───── Document text ─────

Held: Thus, to proceed against a doctor the complainant is required to, even at the stage of summoning, prima facie show that the negligence is of such a kind that either the doctor was not possessed of the requisite skills which he professed to possess or the negligence and recklessness was of a high degree which could be termed as gross. From the facts noted above and the cause of death being opined to be natural, no case for taking cognizance of the offence under Section 304A IPC was made out. This Court also notes that vide order dated 20th May, 2006 the learned Trial Court held that the provisions of Section 3 of SC/ST (Prevention of Atrocities) Act were not attracted, which order has not been challenged by the petitioner. Finding no merit in the present petition, the same is dismissed.

───── Entries shown ─────

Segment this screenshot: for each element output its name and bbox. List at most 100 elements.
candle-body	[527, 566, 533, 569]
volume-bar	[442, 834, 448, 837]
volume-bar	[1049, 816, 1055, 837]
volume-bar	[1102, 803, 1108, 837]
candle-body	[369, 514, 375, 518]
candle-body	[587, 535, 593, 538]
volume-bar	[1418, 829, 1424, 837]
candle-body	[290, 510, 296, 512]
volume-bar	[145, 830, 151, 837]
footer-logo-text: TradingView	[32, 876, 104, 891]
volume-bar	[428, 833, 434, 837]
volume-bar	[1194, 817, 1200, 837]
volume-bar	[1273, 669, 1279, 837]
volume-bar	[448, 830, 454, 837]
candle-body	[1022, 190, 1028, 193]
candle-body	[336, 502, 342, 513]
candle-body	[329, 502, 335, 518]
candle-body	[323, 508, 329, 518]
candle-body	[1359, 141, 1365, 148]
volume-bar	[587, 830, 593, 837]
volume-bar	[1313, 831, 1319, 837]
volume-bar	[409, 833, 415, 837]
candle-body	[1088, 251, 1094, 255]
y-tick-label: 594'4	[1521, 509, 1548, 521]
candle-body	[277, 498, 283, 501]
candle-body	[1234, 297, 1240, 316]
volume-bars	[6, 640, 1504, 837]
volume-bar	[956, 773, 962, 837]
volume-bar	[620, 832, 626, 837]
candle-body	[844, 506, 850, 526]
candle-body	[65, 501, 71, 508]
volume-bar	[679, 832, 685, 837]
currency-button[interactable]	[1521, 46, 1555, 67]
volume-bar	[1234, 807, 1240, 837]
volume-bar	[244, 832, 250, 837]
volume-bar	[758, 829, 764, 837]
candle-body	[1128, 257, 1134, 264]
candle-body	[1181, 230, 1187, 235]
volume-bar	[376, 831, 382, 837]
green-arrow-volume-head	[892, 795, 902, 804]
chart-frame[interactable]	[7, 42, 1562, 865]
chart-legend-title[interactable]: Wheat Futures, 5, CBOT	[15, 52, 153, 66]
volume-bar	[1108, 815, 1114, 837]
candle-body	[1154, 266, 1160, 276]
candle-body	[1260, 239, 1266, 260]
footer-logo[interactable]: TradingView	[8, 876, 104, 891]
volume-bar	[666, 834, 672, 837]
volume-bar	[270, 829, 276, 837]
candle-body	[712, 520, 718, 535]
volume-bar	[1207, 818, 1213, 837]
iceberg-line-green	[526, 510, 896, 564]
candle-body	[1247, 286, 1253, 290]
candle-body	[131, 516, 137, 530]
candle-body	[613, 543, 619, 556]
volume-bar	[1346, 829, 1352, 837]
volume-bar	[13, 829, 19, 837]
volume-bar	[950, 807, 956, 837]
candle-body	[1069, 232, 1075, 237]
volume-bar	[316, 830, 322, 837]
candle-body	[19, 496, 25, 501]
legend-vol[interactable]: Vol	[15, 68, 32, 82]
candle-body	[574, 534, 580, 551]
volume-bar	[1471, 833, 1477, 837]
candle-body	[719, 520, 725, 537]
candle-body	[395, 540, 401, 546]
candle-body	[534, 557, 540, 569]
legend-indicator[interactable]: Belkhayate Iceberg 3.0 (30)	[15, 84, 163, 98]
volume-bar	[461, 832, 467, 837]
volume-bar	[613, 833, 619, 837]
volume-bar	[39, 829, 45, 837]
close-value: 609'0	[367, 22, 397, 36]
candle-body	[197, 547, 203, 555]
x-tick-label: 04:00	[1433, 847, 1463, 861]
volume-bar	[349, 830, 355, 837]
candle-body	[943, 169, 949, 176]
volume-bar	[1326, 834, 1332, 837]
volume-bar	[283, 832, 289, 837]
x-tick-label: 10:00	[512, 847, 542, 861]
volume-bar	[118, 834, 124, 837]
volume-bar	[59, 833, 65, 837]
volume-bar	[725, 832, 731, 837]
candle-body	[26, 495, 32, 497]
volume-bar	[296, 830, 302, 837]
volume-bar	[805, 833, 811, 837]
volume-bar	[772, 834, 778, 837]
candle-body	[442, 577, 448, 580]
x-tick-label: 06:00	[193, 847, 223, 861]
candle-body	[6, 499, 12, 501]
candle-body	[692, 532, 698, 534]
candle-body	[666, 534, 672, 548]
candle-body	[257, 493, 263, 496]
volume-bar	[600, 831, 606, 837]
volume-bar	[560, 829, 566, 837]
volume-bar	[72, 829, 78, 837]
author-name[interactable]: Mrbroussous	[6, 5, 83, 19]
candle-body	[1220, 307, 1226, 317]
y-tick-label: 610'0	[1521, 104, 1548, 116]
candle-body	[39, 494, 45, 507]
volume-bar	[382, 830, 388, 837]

─────

Task item | In the court's holding, rewrite everything from "Held: Thus, to" down to "same is dismissed.", replacing "doctor" with "physician".

Completed task |
Held: Thus, to proceed against a physician the complainant is required to, even at the stage of summoning, prima facie show that the negligence is of such a kind that either the physician was not possessed of the requisite skills which he professed to possess or the negligence and recklessness was of a high degree which could be termed as gross. From the facts noted above and the cause of death being opined to be natural, no case for taking cognizance of the offence under Section 304A IPC was made out. This Court also notes that vide order dated 20th May, 2006 the learned Trial Court held that the provisions of Section 3 of SC/ST (Prevention of Atrocities) Act were not attracted, which order has not been challenged by the petitioner. Finding no merit in the present petition, the same is dismissed.